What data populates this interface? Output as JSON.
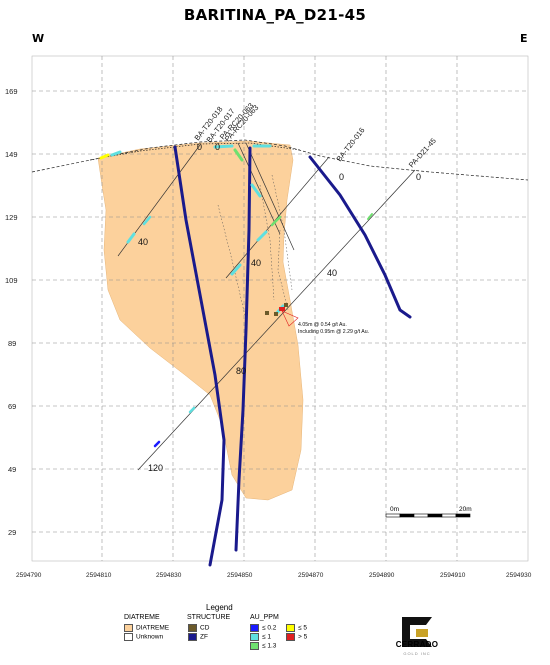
{
  "title": "BARITINA_PA_D21-45",
  "direction": {
    "west": "W",
    "east": "E"
  },
  "axes": {
    "y_ticks": [
      "169",
      "149",
      "129",
      "109",
      "89",
      "69",
      "49",
      "29"
    ],
    "x_ticks": [
      "2594790",
      "2594810",
      "2594830",
      "2594850",
      "2594870",
      "2594890",
      "2594910",
      "2594930"
    ]
  },
  "holes": [
    {
      "name": "BA-T20-018"
    },
    {
      "name": "BA-T20-017"
    },
    {
      "name": "PA-RC20-063"
    },
    {
      "name": "PA-RC20-063"
    },
    {
      "name": "BA-T20-016"
    },
    {
      "name": "PA-D21-45"
    }
  ],
  "depth_marks": {
    "collar": "0",
    "mark_40": "40",
    "mark_80": "80",
    "mark_120": "120"
  },
  "intercept_note": {
    "line1": "4.05m @ 0.54 g/t Au.",
    "line2": "Including 0.95m @ 2.29 g/t Au."
  },
  "scale_bar": {
    "start": "0m",
    "end": "20m"
  },
  "legend": {
    "title": "Legend",
    "diatreme": {
      "header": "DIATREME",
      "items": [
        "DIATREME",
        "Unknown"
      ]
    },
    "structure": {
      "header": "STRUCTURE",
      "items": [
        "CD",
        "ZF"
      ]
    },
    "au": {
      "header": "AU_PPM",
      "items": [
        "≤ 0.2",
        "≤ 1",
        "≤ 1.3",
        "≤ 5",
        "> 5"
      ]
    }
  },
  "colors": {
    "diatreme": "#fcd19c",
    "zf": "#1a1a8c",
    "cd": "#6b5a2a",
    "au_low": "#1a1aff",
    "au_mid": "#5fe0e0",
    "au_13": "#6fe06f",
    "au_5": "#ffff00",
    "au_high": "#e02020"
  },
  "logo": {
    "name": "CERRADO",
    "sub": "GOLD INC"
  }
}
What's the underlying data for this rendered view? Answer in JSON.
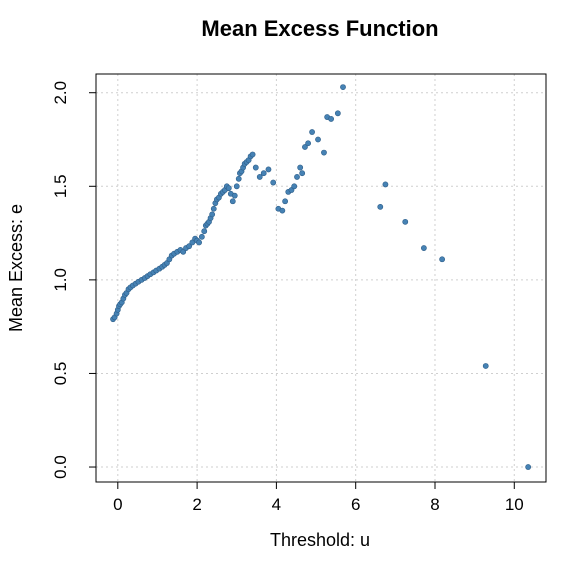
{
  "chart_data": {
    "type": "scatter",
    "title": "Mean Excess Function",
    "xlabel": "Threshold: u",
    "ylabel": "Mean Excess: e",
    "xlim": [
      -0.55,
      10.8
    ],
    "ylim": [
      -0.08,
      2.1
    ],
    "xticks": [
      "0",
      "2",
      "4",
      "6",
      "8",
      "10"
    ],
    "yticks": [
      "0.0",
      "0.5",
      "1.0",
      "1.5",
      "2.0"
    ],
    "grid": true,
    "point_color": "#4682B4",
    "x": [
      -0.12,
      -0.08,
      -0.03,
      0.0,
      0.03,
      0.06,
      0.1,
      0.14,
      0.18,
      0.22,
      0.27,
      0.32,
      0.38,
      0.45,
      0.52,
      0.6,
      0.68,
      0.75,
      0.82,
      0.9,
      0.97,
      1.05,
      1.12,
      1.18,
      1.24,
      1.3,
      1.36,
      1.42,
      1.5,
      1.58,
      1.65,
      1.72,
      1.8,
      1.88,
      1.95,
      2.0,
      2.05,
      2.12,
      2.18,
      2.22,
      2.26,
      2.3,
      2.34,
      2.38,
      2.42,
      2.46,
      2.5,
      2.55,
      2.6,
      2.65,
      2.7,
      2.75,
      2.8,
      2.85,
      2.9,
      2.95,
      3.0,
      3.05,
      3.08,
      3.12,
      3.16,
      3.2,
      3.25,
      3.3,
      3.35,
      3.4,
      3.48,
      3.58,
      3.68,
      3.8,
      3.92,
      4.05,
      4.15,
      4.22,
      4.3,
      4.38,
      4.45,
      4.52,
      4.6,
      4.65,
      4.72,
      4.8,
      4.9,
      5.05,
      5.2,
      5.28,
      5.38,
      5.55,
      5.68,
      6.62,
      6.75,
      7.25,
      7.72,
      8.18,
      9.28,
      10.35
    ],
    "y": [
      0.79,
      0.8,
      0.82,
      0.84,
      0.86,
      0.87,
      0.88,
      0.9,
      0.92,
      0.93,
      0.95,
      0.96,
      0.97,
      0.98,
      0.99,
      1.0,
      1.01,
      1.02,
      1.03,
      1.04,
      1.05,
      1.06,
      1.07,
      1.08,
      1.09,
      1.11,
      1.13,
      1.14,
      1.15,
      1.16,
      1.15,
      1.17,
      1.18,
      1.2,
      1.22,
      1.21,
      1.2,
      1.23,
      1.26,
      1.29,
      1.3,
      1.31,
      1.33,
      1.35,
      1.38,
      1.41,
      1.43,
      1.44,
      1.46,
      1.47,
      1.48,
      1.5,
      1.49,
      1.46,
      1.42,
      1.45,
      1.5,
      1.54,
      1.57,
      1.58,
      1.6,
      1.62,
      1.63,
      1.64,
      1.66,
      1.67,
      1.6,
      1.55,
      1.57,
      1.59,
      1.52,
      1.38,
      1.37,
      1.42,
      1.47,
      1.48,
      1.5,
      1.55,
      1.6,
      1.57,
      1.71,
      1.73,
      1.79,
      1.75,
      1.68,
      1.87,
      1.86,
      1.89,
      2.03,
      1.39,
      1.51,
      1.31,
      1.17,
      1.11,
      0.54,
      0.0
    ]
  }
}
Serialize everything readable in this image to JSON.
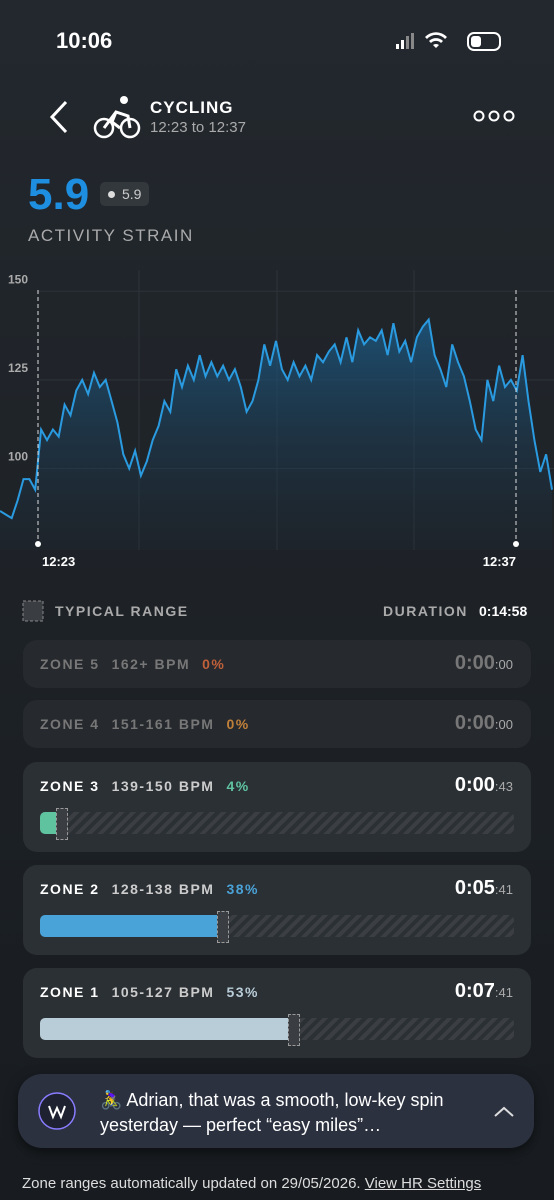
{
  "status": {
    "time": "10:06"
  },
  "header": {
    "title": "CYCLING",
    "subtitle": "12:23 to 12:37"
  },
  "strain": {
    "value": "5.9",
    "badge": "5.9",
    "label": "ACTIVITY STRAIN"
  },
  "hr_chart": {
    "type": "line",
    "color": "#2a9be0",
    "ylim": [
      77,
      156
    ],
    "yticks": [
      100,
      125,
      150
    ],
    "start_label": "12:23",
    "end_label": "12:37",
    "values": [
      88,
      87,
      86,
      91,
      97,
      97,
      94,
      111,
      108,
      111,
      109,
      118,
      115,
      122,
      125,
      121,
      127,
      123,
      125,
      119,
      113,
      104,
      100,
      105,
      98,
      102,
      108,
      112,
      119,
      116,
      128,
      123,
      129,
      125,
      132,
      126,
      130,
      126,
      129,
      125,
      128,
      123,
      116,
      119,
      125,
      135,
      129,
      136,
      128,
      125,
      130,
      126,
      129,
      125,
      132,
      130,
      133,
      135,
      130,
      137,
      130,
      139,
      135,
      137,
      136,
      139,
      132,
      141,
      133,
      136,
      130,
      137,
      140,
      142,
      132,
      128,
      123,
      135,
      130,
      126,
      119,
      111,
      108,
      125,
      119,
      129,
      123,
      125,
      122,
      132,
      119,
      108,
      99,
      104,
      94
    ]
  },
  "legend": {
    "range": "TYPICAL RANGE",
    "duration_label": "DURATION",
    "duration": "0:14:58"
  },
  "zones": [
    {
      "name": "ZONE 5",
      "bpm": "162+ BPM",
      "percent": {
        "value": 0,
        "label": "0%"
      },
      "time": "0:00",
      "time_small": ":00"
    },
    {
      "name": "ZONE 4",
      "bpm": "151-161 BPM",
      "percent": {
        "value": 0,
        "label": "0%"
      },
      "time": "0:00",
      "time_small": ":00"
    },
    {
      "name": "ZONE 3",
      "bpm": "139-150 BPM",
      "percent": {
        "value": 4,
        "label": "4%"
      },
      "time": "0:00",
      "time_small": ":43"
    },
    {
      "name": "ZONE 2",
      "bpm": "128-138 BPM",
      "percent": {
        "value": 38,
        "label": "38%"
      },
      "time": "0:05",
      "time_small": ":41"
    },
    {
      "name": "ZONE 1",
      "bpm": "105-127 BPM",
      "percent": {
        "value": 53,
        "label": "53%"
      },
      "time": "0:07",
      "time_small": ":41"
    }
  ],
  "notification": {
    "text": "🚴‍♀️ Adrian, that was a smooth, low-key spin yesterday — perfect “easy miles”…"
  },
  "footer": {
    "text": "Zone ranges automatically updated on 29/05/2026.",
    "link": "View HR Settings"
  }
}
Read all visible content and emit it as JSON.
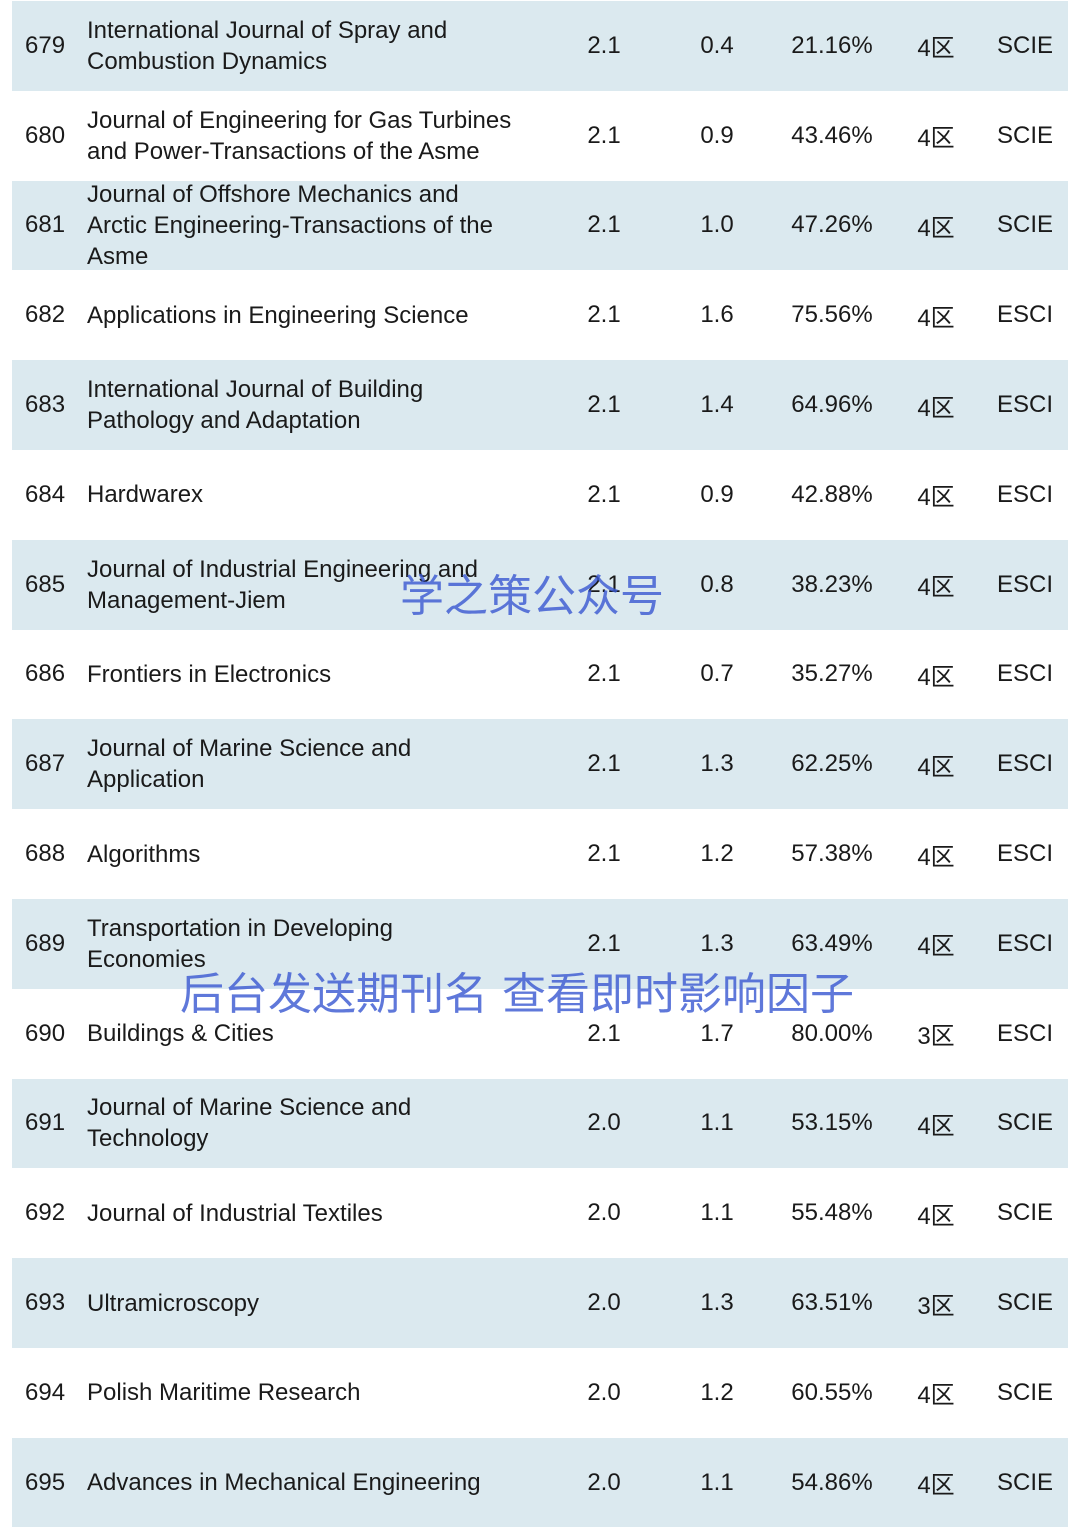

──────────

Pull out each line holding the string "Excess".

> [Solution to the exercise]
    "title": "Mean Excess Function",
    "ylabel": "Mean Excess: e",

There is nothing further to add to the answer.